Written instruction: Sift the listing for lines that hold the string "have" and pull them out.

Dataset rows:
▬▬▬
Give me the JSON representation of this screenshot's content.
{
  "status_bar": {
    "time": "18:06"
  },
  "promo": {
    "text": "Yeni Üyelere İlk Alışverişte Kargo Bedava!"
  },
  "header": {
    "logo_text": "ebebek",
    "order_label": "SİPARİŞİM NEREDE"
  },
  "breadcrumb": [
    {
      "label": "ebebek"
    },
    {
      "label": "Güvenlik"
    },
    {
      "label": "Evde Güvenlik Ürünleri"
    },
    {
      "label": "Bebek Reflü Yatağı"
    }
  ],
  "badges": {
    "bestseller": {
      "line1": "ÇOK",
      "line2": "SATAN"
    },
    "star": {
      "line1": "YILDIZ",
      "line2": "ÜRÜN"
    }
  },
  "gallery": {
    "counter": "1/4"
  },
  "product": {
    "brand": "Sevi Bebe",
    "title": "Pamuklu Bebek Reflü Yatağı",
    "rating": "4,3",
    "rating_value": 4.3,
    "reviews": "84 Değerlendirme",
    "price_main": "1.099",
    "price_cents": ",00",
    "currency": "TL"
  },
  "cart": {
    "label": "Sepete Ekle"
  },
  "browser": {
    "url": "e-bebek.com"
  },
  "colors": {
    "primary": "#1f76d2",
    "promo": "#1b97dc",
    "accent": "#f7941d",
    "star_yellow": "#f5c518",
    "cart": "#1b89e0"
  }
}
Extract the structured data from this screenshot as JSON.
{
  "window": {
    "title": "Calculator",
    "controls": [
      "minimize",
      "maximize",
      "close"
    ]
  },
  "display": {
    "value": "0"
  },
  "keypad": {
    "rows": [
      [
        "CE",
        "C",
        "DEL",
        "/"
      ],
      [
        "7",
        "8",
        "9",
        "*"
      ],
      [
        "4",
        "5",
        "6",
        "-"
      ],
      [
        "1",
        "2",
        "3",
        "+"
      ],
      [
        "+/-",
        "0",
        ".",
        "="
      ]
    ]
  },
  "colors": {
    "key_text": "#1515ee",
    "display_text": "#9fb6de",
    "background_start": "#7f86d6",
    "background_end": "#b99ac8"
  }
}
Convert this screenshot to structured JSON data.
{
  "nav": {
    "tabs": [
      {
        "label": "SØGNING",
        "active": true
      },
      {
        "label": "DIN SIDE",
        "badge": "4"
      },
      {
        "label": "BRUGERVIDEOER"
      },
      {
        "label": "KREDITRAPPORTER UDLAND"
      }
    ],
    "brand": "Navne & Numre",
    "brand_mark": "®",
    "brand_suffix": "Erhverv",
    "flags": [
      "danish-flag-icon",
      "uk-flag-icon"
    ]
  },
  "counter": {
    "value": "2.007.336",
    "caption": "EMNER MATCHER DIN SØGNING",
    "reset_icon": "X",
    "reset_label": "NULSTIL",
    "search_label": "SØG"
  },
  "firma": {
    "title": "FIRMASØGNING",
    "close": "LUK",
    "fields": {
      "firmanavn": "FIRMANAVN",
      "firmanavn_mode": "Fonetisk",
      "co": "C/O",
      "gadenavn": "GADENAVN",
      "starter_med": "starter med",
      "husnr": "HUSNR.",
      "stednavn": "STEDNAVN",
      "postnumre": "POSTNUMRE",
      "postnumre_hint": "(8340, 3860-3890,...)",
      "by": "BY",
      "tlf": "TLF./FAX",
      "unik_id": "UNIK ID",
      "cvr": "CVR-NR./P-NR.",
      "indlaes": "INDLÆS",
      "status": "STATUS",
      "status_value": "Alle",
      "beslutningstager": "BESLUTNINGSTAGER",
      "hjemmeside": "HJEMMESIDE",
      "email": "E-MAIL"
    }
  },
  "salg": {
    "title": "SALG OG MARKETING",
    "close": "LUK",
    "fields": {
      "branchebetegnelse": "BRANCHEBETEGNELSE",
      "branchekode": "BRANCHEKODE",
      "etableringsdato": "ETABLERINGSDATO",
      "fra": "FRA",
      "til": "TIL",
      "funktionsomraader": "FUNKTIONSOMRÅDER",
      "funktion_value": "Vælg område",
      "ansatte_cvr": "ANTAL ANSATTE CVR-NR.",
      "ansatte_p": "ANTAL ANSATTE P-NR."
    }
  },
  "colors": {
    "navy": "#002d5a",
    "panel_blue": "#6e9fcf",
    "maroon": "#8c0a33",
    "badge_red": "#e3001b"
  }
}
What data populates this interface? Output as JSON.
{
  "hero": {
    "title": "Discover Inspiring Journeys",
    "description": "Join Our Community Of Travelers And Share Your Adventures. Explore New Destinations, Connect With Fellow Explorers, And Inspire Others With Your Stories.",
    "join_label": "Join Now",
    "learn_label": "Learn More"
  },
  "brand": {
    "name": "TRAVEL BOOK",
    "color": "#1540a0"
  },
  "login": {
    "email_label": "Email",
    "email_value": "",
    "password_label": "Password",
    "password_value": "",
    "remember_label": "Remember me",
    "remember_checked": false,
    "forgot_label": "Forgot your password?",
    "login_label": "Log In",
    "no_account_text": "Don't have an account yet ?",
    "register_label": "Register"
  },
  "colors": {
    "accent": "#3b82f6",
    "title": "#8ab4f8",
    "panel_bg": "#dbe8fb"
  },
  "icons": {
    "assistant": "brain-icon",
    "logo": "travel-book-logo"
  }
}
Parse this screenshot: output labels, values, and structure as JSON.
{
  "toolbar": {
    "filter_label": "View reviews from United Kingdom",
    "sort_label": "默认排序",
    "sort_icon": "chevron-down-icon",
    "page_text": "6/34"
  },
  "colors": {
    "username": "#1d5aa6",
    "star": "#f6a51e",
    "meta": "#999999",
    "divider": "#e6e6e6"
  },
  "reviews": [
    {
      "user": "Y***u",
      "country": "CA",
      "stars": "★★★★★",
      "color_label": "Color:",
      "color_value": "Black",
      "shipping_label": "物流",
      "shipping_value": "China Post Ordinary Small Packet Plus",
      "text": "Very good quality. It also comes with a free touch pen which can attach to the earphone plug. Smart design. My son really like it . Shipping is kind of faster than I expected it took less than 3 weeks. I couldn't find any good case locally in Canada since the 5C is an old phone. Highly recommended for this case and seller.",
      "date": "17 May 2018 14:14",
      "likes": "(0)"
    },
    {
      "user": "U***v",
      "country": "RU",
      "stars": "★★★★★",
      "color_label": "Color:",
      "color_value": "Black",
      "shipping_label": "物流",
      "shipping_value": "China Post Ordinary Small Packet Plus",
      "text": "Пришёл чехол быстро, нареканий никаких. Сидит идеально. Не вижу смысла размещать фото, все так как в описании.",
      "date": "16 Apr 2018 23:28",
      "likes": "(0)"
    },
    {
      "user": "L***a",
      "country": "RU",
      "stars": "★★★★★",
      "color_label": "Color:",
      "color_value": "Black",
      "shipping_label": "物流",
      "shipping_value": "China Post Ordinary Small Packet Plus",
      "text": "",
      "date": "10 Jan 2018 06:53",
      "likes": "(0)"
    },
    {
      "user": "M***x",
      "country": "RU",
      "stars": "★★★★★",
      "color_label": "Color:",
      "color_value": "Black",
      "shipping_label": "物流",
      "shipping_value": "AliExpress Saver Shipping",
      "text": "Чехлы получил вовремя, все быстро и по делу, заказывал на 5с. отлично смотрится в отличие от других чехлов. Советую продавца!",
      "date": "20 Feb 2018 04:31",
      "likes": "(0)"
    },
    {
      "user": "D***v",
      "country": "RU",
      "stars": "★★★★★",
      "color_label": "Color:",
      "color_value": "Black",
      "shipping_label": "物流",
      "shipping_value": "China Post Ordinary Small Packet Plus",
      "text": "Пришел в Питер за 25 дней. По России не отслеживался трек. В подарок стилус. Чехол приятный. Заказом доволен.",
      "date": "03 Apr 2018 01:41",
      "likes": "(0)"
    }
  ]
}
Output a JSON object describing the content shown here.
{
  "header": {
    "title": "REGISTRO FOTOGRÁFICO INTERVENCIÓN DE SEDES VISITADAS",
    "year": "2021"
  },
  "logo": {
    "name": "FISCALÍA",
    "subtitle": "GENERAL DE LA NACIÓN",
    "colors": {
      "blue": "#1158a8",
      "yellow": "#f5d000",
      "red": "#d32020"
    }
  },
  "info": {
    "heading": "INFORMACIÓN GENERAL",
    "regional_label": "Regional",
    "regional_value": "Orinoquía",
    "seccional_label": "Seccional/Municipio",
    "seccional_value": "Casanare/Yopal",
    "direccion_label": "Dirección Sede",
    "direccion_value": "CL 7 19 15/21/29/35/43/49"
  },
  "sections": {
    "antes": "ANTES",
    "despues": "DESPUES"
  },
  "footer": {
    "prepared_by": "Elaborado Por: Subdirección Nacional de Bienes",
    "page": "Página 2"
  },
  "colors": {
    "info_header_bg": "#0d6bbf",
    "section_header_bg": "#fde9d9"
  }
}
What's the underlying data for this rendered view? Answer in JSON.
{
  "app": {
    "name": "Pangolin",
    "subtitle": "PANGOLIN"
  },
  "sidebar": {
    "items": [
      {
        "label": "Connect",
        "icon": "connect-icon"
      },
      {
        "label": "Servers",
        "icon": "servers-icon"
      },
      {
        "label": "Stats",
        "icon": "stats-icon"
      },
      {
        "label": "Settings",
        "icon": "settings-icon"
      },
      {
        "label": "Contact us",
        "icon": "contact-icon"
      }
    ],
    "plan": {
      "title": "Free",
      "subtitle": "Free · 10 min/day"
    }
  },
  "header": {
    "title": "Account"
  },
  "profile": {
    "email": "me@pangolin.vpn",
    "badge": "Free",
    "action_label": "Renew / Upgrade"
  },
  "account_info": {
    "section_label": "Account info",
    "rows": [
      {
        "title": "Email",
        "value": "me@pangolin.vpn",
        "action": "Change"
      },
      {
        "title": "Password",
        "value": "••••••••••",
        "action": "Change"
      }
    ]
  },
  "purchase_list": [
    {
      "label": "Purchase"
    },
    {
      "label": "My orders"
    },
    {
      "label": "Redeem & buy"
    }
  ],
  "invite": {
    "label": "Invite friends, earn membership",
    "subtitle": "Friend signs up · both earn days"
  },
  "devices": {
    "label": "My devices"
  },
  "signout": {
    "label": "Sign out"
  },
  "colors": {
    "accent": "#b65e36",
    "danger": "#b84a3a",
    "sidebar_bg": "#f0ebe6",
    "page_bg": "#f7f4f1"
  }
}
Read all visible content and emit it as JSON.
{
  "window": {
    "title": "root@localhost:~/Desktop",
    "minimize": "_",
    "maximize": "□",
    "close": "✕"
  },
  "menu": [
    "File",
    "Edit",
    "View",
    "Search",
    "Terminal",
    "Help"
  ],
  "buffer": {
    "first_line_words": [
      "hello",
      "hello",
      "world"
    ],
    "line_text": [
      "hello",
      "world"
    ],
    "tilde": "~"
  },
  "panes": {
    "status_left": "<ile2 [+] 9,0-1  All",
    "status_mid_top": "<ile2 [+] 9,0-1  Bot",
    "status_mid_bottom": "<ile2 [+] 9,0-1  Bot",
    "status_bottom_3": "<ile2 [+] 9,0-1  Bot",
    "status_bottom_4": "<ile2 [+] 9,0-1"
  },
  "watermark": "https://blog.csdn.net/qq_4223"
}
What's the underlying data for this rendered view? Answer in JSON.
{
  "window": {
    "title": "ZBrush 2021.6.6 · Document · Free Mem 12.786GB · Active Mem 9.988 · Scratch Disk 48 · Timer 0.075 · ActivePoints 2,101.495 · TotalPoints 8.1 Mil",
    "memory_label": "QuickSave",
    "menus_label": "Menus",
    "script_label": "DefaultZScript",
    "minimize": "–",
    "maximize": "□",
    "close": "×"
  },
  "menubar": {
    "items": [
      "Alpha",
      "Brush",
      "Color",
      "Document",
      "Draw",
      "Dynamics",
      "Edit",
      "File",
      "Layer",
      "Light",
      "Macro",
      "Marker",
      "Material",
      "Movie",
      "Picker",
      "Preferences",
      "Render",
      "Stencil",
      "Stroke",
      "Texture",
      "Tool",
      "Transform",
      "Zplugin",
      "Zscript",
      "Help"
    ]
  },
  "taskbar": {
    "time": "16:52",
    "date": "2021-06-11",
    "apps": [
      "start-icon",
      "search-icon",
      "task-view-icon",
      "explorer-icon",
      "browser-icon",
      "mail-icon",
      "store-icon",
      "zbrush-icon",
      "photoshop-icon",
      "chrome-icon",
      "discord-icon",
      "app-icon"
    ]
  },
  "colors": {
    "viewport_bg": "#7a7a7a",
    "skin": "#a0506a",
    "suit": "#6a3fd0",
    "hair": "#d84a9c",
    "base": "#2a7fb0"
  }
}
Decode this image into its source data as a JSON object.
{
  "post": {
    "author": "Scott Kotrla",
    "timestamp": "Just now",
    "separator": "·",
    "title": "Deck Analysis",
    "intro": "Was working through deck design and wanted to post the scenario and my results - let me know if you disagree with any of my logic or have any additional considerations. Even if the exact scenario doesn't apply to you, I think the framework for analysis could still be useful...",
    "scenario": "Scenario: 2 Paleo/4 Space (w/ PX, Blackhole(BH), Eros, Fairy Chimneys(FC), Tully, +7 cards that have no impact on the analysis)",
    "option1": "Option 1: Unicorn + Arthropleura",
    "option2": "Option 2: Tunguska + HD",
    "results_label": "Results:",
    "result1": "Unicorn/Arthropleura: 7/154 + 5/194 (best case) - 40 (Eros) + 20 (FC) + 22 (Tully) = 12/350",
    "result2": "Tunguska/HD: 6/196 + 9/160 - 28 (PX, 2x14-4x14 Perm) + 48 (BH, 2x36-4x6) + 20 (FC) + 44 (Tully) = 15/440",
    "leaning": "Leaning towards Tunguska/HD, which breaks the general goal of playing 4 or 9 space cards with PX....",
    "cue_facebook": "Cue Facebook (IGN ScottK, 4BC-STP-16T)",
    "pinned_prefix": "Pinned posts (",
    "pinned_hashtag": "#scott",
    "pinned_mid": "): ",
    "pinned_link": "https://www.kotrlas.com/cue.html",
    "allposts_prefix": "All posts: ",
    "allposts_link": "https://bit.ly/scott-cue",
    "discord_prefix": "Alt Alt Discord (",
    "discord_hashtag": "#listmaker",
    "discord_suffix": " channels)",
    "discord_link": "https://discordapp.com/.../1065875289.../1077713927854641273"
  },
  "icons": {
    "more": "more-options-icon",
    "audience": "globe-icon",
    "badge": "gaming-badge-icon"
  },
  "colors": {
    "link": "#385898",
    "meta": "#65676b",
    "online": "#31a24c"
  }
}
▬▬▬
Exercise answer:
    "no_account_text": "Don't have an account yet ?",
    "intro": "Was working through deck design and wanted to post the scenario and my results - let me know if you disagree with any of my logic or have any additional considerations. Even if the exact scenario doesn't apply to you, I think the framework for analysis could still be useful...",
    "scenario": "Scenario: 2 Paleo/4 Space (w/ PX, Blackhole(BH), Eros, Fairy Chimneys(FC), Tully, +7 cards that have no impact on the analysis)",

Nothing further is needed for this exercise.